**SOURCE DATA**
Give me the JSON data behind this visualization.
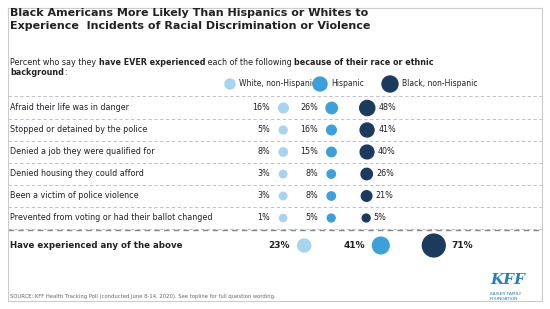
{
  "title": "Black Americans More Likely Than Hispanics or Whites to\nExperience  Incidents of Racial Discrimination or Violence",
  "legend_labels": [
    "White, non-Hispanic",
    "Hispanic",
    "Black, non-Hispanic"
  ],
  "legend_colors": [
    "#a8d4f0",
    "#3da0d8",
    "#1b3a5e"
  ],
  "categories": [
    "Afraid their life was in danger",
    "Stopped or detained by the police",
    "Denied a job they were qualified for",
    "Denied housing they could afford",
    "Been a victim of police violence",
    "Prevented from voting or had their ballot changed"
  ],
  "bold_category": "Have experienced any of the above",
  "white_values": [
    16,
    5,
    8,
    3,
    3,
    1
  ],
  "hispanic_values": [
    26,
    16,
    15,
    8,
    8,
    5
  ],
  "black_values": [
    48,
    41,
    40,
    26,
    21,
    5
  ],
  "bold_white": 23,
  "bold_hispanic": 41,
  "bold_black": 71,
  "white_color": "#a8d4f0",
  "hispanic_color": "#3da0d8",
  "black_color": "#1b3a5e",
  "source_text": "SOURCE: KFF Health Tracking Poll (conducted June 8-14, 2020). See topline for full question wording.",
  "bg_color": "#ffffff",
  "text_color": "#222222"
}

**DIRECTION**
Skip the pictures and transcribe the rest of the records exactly.

**ANSWER**
Give me the JSON data behind this visualization.
{
  "title": "Black Americans More Likely Than Hispanics or Whites to\nExperience  Incidents of Racial Discrimination or Violence",
  "legend_labels": [
    "White, non-Hispanic",
    "Hispanic",
    "Black, non-Hispanic"
  ],
  "legend_colors": [
    "#a8d4f0",
    "#3da0d8",
    "#1b3a5e"
  ],
  "categories": [
    "Afraid their life was in danger",
    "Stopped or detained by the police",
    "Denied a job they were qualified for",
    "Denied housing they could afford",
    "Been a victim of police violence",
    "Prevented from voting or had their ballot changed"
  ],
  "bold_category": "Have experienced any of the above",
  "white_values": [
    16,
    5,
    8,
    3,
    3,
    1
  ],
  "hispanic_values": [
    26,
    16,
    15,
    8,
    8,
    5
  ],
  "black_values": [
    48,
    41,
    40,
    26,
    21,
    5
  ],
  "bold_white": 23,
  "bold_hispanic": 41,
  "bold_black": 71,
  "white_color": "#a8d4f0",
  "hispanic_color": "#3da0d8",
  "black_color": "#1b3a5e",
  "source_text": "SOURCE: KFF Health Tracking Poll (conducted June 8-14, 2020). See topline for full question wording.",
  "bg_color": "#ffffff",
  "text_color": "#222222"
}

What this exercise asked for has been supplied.